- [Provided text]:
######
Paperwork Reduction Act

    The Paperwork Reduction Act of 1995 (44 U.S.C. Chapter 35; see 5 
CFR 1320) requires that the Office of Management and Budget (OMB) 
approve all collections of information by a Federal agency from the 
public before they can be implemented. Respondents are not required to 
respond to any collection of information unless it displays a current 
valid OMB number. This final rule contains information collection that 
have been approved by OMB under OMB 0584-0025.
    The rule addresses implementation of the revised OMB standards for 
the FSP only. Historically, the FSP, the Commodity Supplemental Food 
Program (CSFP), and the Food Distribution Program on Indian 
Reservations (FDPIR) have been approved under the same OMB approval 
package. FNS is publishing the revised regulation for the FSP only 
because the regulations governing the FSP contain provisions that must 
be amended to implement the revised standards, since they specifically 
identify the old racial/ethnic classifications. The CSFP and FDPIR do 
not require similar regulatory changes.
    Under the proposed rule, we estimated that 53 State FSP agencies 
would submit a Form FNS-101 once a year at a burden of 2 hours per 
respondent for a total of 106 hours for the FSP. The final rule 
requires States to report the Form FNS-101 by project area, as they do 
now. We estimate that 2,616 project areas will report the FNS-101 for 
the FSP. Accordingly, we estimate a total burden for the FSP under 
0584-0025 will decline to 5,232 hours, a decrease of 654 hours. The 
decline is due to a re-estimate of the time it takes to complete the 
revised FNS-101.
######
- [Data listing]:
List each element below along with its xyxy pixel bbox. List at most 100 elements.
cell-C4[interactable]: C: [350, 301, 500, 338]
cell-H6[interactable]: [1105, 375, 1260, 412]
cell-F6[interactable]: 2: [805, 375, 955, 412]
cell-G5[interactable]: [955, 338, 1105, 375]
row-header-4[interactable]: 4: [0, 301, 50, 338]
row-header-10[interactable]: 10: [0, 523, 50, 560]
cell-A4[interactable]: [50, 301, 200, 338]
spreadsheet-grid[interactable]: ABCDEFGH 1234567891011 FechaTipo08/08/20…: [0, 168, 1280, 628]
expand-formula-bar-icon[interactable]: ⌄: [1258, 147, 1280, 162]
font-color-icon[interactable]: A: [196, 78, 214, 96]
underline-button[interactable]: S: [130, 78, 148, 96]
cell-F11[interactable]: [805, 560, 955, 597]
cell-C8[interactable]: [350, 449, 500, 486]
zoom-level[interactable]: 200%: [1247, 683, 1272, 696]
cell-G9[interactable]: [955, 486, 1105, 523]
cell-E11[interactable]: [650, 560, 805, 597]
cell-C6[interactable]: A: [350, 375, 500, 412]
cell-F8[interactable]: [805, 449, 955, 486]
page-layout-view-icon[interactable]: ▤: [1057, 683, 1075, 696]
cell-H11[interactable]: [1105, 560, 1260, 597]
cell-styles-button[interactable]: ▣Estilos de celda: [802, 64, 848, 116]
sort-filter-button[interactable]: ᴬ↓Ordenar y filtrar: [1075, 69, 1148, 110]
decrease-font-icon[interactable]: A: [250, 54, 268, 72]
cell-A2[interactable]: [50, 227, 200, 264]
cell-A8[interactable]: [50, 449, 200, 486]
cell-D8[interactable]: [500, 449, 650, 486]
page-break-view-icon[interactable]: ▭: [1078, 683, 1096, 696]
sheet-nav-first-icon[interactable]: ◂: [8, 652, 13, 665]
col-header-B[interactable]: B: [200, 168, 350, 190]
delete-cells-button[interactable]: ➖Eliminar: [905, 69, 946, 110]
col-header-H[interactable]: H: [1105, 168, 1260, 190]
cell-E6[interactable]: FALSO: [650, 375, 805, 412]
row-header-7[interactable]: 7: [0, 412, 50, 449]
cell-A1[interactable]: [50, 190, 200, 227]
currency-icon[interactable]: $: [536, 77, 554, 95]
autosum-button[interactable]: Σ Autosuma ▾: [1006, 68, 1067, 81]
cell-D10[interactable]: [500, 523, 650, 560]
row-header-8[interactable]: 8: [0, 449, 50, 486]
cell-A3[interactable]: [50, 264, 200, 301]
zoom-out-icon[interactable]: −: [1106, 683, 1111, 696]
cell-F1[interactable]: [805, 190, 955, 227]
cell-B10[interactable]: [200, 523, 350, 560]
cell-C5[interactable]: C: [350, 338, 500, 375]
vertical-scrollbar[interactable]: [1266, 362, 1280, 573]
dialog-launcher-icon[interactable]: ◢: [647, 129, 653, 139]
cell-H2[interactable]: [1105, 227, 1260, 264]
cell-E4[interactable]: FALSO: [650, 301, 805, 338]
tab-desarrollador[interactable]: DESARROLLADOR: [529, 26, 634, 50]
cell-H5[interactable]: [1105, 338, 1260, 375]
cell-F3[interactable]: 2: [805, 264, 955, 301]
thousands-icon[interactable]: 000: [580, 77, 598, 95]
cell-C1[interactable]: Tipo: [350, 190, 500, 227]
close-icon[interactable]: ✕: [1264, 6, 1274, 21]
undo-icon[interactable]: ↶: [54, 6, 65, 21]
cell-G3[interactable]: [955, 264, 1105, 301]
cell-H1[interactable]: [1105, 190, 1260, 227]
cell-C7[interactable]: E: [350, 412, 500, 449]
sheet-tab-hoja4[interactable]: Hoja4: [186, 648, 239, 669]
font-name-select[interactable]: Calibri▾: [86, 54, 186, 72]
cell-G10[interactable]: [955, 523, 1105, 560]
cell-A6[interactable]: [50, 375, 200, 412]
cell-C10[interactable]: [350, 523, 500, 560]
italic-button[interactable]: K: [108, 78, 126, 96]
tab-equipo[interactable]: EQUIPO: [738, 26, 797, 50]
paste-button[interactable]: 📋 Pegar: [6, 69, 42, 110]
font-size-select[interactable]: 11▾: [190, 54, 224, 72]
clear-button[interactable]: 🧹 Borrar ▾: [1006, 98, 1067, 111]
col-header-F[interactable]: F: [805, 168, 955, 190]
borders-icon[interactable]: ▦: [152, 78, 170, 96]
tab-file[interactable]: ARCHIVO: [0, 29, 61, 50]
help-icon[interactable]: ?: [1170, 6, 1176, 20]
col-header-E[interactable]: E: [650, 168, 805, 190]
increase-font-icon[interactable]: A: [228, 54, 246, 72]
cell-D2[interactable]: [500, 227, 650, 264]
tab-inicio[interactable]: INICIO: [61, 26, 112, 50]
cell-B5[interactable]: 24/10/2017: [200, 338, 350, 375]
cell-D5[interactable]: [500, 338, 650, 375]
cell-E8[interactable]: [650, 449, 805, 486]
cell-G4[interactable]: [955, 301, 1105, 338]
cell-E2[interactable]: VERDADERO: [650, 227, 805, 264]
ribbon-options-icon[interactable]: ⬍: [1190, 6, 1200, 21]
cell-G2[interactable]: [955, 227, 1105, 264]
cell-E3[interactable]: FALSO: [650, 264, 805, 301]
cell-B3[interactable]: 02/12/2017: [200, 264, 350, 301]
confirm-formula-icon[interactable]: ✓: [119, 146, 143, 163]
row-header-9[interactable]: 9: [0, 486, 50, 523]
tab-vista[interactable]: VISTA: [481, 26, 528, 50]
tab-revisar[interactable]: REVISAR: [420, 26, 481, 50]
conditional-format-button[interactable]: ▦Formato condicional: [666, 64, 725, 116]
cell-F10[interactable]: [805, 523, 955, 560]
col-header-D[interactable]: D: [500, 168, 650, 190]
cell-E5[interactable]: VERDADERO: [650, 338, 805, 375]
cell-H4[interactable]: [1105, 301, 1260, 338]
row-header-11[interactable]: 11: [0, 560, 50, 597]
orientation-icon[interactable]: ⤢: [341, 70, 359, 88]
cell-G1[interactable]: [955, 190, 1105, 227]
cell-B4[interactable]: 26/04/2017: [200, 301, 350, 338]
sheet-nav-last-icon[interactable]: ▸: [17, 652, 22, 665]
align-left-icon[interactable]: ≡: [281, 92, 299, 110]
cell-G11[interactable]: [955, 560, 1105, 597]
######
- [Exercise requirements]:
a) In the Paperwork Reduction Act passage, how many project areas are estimated to report the FNS-101 for the FSP?
b) Echo the Paperwork Reduction Act passage from "Under the proposed" to "revised FNS-101.".
c) Does the Paperwork Reduction Act passage support each statement? Answer yes or no for each and quote the words that decide it. (i) The CSFP and FDPIR need regulatory changes like those made for the FSP. (ii) The proposed rule estimated that 53 State FSP agencies would submit a Form FNS-101 once a year. (iii) The drop in the total burden comes from fewer State agencies reporting.
The entries aren't needed for any of this.

- [Final results]:
a) 2,616

b)
Under the proposed rule, we estimated that 53 State FSP agencies 
would submit a Form FNS-101 once a year at a burden of 2 hours per 
respondent for a total of 106 hours for the FSP. The final rule 
requires States to report the Form FNS-101 by project area, as they do 
now. We estimate that 2,616 project areas will report the FNS-101 for 
the FSP. Accordingly, we estimate a total burden for the FSP under 
0584-0025 will decline to 5,232 hours, a decrease of 654 hours. The 
decline is due to a re-estimate of the time it takes to complete the 
revised FNS-101.

c)
(i) No: "The CSFP and FDPIR do not require similar regulatory changes."
(ii) Yes: "we estimated that 53 State FSP agencies would submit a Form FNS-101 once a year"
(iii) No: "The decline is due to a re-estimate of the time it takes to complete the revised FNS-101."